The exercise:
Check each line of the entries below for the string "ними"; copy every line where it appears.

Start of Supplied records

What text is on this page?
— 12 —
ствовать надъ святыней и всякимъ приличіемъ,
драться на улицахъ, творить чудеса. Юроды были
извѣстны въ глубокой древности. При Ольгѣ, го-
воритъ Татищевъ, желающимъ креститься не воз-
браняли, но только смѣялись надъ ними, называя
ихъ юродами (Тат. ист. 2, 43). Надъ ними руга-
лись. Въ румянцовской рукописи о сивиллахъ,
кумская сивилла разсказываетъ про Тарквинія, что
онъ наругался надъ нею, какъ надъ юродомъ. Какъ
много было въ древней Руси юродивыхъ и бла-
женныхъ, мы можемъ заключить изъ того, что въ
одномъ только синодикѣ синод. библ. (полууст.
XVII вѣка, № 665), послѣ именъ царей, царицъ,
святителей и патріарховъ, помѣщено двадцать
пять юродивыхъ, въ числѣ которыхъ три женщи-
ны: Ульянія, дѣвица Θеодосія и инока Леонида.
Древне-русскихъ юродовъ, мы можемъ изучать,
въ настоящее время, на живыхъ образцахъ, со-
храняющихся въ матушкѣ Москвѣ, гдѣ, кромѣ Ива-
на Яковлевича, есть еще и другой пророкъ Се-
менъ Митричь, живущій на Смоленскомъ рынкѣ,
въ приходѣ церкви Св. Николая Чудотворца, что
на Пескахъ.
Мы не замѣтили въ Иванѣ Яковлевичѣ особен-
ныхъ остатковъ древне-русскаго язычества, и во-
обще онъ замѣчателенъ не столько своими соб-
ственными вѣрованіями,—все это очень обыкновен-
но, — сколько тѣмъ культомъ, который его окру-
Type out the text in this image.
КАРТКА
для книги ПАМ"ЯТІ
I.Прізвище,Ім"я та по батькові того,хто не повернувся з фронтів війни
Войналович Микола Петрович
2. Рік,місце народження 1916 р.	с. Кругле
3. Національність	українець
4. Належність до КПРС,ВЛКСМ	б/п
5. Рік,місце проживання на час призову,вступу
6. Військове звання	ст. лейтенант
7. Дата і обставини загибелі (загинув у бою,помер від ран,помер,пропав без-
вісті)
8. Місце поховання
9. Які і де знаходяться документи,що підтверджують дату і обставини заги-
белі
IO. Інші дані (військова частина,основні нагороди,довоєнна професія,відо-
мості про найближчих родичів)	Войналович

End of Supplied records

Response to this task:
браняли, но только смѣялись надъ ними, называя
ихъ юродами (Тат. ист. 2, 43). Надъ ними руга-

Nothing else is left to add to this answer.